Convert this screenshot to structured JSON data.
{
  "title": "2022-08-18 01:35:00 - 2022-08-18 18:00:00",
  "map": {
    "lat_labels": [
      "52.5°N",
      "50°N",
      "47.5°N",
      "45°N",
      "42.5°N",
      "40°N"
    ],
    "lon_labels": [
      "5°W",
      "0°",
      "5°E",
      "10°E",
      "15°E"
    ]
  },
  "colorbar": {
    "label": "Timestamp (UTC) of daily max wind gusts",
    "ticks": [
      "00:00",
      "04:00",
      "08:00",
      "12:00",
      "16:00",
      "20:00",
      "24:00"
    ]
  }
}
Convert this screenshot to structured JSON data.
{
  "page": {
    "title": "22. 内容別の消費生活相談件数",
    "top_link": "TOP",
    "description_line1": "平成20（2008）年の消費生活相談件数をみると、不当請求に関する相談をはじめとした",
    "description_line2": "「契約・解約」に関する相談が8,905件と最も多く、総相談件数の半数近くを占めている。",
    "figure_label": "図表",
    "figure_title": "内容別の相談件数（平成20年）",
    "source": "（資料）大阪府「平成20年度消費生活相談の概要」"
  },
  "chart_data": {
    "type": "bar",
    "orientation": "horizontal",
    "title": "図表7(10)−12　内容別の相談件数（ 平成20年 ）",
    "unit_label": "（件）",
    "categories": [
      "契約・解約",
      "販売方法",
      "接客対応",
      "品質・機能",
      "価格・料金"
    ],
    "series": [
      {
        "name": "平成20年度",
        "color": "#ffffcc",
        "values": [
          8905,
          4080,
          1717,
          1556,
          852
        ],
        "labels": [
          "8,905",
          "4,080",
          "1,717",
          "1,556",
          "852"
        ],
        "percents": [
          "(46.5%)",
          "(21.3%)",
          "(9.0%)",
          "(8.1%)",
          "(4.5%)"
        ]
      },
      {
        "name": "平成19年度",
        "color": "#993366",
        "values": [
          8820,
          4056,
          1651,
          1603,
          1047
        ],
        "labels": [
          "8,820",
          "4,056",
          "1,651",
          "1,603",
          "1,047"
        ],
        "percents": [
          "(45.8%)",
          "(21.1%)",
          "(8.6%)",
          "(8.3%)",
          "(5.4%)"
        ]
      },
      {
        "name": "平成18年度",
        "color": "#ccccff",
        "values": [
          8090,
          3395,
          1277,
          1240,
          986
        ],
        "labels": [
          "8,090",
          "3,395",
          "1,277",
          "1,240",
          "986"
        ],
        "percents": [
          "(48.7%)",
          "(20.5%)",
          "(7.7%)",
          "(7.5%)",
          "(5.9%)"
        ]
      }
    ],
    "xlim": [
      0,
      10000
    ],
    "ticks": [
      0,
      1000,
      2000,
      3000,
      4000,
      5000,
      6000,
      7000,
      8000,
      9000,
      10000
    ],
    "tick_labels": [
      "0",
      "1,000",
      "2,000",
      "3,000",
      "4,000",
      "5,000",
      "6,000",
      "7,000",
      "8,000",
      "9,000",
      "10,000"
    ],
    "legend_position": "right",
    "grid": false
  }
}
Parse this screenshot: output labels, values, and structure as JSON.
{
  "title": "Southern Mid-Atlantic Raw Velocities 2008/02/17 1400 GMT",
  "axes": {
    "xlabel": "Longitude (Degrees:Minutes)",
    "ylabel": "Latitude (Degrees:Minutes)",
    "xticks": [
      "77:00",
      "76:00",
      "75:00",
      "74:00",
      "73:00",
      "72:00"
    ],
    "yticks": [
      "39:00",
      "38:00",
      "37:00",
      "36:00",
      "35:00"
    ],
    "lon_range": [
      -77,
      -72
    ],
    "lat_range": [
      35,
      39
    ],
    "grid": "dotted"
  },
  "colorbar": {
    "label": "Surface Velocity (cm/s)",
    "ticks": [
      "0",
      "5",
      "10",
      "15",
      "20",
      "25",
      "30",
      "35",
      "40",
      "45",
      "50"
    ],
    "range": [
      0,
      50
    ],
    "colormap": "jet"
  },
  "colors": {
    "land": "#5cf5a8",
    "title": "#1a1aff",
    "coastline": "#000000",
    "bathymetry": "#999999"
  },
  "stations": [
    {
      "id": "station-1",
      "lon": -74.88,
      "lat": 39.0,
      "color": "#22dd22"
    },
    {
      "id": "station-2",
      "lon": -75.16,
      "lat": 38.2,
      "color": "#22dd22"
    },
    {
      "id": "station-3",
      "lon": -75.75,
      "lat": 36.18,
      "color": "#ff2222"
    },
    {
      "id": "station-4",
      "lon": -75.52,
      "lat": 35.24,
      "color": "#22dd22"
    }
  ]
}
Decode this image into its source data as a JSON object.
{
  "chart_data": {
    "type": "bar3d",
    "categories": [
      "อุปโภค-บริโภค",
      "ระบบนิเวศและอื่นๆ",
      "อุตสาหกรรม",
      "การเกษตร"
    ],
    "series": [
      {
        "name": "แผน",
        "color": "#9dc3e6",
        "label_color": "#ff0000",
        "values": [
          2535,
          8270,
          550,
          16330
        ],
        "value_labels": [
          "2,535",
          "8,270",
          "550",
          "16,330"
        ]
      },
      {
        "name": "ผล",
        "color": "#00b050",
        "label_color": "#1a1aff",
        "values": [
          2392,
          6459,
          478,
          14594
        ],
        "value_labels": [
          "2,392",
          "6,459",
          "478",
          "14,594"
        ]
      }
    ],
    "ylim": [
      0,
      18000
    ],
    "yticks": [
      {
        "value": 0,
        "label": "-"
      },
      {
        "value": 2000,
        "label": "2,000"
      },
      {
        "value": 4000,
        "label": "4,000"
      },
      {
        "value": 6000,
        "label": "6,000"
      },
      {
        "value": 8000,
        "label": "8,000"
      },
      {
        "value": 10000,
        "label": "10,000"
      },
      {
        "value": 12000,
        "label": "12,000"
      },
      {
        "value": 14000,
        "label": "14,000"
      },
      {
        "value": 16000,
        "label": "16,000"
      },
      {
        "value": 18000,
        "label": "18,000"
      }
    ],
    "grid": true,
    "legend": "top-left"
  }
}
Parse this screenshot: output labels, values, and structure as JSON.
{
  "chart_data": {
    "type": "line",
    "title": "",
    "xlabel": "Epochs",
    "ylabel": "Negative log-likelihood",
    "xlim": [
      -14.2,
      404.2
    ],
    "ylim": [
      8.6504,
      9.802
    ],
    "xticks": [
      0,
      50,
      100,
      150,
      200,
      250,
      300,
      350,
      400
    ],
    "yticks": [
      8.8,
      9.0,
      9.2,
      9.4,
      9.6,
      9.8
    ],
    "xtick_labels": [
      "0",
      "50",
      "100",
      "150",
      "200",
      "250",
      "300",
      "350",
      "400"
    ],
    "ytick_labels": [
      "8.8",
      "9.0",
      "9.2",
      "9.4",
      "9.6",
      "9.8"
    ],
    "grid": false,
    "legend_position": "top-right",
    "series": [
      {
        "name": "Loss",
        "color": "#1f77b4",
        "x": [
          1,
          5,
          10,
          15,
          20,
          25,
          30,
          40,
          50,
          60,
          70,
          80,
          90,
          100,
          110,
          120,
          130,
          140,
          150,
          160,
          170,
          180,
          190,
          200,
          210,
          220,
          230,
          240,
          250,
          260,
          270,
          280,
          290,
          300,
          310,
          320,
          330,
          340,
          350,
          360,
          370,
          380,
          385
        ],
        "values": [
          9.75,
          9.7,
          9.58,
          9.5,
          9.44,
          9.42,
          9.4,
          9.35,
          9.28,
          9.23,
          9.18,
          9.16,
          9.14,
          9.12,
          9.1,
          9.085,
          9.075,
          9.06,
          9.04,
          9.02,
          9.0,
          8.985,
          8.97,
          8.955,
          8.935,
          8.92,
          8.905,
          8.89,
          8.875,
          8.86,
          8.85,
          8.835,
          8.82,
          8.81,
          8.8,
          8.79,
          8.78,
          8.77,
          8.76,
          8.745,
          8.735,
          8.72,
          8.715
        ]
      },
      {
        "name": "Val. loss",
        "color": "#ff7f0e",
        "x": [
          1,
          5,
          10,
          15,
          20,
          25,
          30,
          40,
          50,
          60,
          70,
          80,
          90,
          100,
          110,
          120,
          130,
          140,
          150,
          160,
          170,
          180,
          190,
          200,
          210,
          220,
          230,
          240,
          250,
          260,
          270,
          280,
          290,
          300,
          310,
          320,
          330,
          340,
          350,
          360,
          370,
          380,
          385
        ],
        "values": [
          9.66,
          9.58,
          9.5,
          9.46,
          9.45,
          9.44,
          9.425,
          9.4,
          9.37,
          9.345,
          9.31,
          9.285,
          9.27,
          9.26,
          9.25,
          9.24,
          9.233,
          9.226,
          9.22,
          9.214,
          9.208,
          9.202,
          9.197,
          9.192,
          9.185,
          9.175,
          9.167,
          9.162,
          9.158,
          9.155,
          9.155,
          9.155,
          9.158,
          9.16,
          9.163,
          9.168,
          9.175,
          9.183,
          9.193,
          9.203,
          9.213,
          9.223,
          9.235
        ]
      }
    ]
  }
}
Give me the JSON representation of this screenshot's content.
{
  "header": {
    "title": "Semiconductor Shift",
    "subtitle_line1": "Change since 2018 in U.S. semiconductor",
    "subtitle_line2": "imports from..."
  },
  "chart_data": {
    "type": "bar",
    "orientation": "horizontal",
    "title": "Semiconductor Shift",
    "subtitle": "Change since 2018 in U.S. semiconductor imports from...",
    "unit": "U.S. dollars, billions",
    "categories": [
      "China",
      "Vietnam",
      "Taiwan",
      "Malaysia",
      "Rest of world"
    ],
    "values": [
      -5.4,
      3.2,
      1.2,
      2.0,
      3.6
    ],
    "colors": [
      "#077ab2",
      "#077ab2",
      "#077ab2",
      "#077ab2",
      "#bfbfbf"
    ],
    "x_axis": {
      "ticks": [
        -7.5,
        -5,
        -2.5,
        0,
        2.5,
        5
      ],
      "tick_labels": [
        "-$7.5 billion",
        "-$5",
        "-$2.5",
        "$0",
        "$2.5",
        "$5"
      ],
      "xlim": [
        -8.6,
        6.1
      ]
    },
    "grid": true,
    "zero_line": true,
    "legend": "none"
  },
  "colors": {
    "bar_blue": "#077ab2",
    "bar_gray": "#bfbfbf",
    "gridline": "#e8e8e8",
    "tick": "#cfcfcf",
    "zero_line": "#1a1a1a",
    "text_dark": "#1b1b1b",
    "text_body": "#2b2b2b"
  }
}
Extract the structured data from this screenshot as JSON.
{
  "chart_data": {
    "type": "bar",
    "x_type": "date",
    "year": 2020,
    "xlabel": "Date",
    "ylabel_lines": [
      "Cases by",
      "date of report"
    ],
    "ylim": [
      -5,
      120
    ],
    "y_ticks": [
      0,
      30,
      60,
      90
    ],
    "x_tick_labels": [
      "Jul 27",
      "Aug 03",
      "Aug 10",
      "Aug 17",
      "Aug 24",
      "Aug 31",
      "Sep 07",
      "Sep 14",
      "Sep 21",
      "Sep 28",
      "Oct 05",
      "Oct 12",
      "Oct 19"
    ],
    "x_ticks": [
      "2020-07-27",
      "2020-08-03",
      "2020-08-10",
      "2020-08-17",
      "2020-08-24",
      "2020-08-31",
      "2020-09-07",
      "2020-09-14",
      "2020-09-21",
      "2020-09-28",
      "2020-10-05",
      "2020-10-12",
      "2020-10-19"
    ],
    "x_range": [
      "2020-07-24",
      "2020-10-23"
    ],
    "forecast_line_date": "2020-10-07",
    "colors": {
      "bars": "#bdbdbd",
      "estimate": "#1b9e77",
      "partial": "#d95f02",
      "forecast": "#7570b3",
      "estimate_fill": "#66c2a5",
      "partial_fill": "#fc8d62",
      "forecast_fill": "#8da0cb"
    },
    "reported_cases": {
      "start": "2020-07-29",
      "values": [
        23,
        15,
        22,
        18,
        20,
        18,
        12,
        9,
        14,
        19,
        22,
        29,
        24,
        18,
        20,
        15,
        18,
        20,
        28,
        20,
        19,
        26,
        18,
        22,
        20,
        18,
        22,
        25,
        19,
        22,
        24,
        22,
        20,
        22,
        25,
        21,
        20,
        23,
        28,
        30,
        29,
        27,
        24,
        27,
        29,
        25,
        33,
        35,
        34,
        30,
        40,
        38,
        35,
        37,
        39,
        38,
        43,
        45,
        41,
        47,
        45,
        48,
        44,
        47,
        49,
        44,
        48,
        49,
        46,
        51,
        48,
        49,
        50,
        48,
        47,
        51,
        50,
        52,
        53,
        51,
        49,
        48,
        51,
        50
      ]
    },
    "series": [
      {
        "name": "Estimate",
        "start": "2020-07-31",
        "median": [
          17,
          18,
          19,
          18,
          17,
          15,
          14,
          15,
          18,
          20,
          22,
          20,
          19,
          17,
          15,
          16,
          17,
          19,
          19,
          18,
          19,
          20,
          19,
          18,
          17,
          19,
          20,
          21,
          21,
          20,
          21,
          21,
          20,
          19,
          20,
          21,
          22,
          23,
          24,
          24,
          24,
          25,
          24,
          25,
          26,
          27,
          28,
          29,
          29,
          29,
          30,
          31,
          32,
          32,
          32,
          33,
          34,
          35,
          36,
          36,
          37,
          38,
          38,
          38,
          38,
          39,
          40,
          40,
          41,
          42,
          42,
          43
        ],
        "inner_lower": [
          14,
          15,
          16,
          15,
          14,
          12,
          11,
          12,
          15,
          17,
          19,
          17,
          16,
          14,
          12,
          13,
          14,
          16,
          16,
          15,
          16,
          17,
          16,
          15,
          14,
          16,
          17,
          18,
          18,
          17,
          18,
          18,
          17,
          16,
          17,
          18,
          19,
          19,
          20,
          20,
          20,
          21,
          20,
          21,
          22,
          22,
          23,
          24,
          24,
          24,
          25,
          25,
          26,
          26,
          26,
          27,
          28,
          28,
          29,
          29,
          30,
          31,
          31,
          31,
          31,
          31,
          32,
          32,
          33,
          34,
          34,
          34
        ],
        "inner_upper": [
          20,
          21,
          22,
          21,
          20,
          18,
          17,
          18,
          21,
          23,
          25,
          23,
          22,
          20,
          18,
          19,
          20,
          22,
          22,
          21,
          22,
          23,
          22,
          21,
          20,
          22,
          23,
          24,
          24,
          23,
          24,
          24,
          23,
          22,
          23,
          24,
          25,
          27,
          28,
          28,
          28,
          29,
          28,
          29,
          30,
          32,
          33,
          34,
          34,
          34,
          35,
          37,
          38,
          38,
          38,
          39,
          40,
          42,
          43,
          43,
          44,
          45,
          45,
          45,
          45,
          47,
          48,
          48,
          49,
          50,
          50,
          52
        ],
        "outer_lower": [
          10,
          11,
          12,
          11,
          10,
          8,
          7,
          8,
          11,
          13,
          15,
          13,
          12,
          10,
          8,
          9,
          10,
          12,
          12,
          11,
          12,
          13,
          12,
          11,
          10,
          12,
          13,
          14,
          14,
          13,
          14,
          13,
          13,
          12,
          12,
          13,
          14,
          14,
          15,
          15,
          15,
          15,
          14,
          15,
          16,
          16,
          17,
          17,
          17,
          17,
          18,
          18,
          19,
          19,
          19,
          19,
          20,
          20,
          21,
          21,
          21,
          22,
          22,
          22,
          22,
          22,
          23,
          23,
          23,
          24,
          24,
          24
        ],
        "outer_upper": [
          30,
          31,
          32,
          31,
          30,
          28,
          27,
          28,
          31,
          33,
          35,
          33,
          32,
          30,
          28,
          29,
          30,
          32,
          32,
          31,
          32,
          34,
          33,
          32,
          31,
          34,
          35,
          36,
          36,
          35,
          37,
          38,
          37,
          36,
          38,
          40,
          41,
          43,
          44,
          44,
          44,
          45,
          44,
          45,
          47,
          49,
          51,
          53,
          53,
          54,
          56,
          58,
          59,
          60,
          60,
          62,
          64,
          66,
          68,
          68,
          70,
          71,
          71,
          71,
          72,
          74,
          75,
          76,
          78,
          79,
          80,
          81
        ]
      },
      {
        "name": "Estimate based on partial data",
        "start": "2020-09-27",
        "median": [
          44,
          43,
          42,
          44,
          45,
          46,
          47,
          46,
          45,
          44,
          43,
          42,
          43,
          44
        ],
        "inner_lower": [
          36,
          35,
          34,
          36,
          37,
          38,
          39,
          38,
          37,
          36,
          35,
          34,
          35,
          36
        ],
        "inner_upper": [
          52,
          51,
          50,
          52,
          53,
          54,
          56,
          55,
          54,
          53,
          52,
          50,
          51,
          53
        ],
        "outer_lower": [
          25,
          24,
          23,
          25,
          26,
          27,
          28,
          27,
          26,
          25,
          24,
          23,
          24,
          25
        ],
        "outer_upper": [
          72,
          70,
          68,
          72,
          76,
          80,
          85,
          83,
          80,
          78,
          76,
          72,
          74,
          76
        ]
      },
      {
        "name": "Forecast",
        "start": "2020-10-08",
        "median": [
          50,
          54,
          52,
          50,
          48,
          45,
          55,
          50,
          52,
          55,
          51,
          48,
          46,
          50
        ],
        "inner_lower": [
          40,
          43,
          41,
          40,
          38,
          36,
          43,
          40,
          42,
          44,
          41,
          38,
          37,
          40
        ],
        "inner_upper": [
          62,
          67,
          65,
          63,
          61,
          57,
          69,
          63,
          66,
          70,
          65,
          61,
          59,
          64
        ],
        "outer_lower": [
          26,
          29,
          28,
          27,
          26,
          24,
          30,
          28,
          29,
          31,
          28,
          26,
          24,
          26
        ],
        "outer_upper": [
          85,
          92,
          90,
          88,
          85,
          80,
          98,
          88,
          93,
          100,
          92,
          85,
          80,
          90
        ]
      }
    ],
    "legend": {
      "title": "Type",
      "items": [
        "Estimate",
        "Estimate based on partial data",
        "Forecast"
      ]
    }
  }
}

#####

PROBLEM TO SOLVE: Give only the number of lines in the entries above that contain the string "this".

THE SOLUTION: 7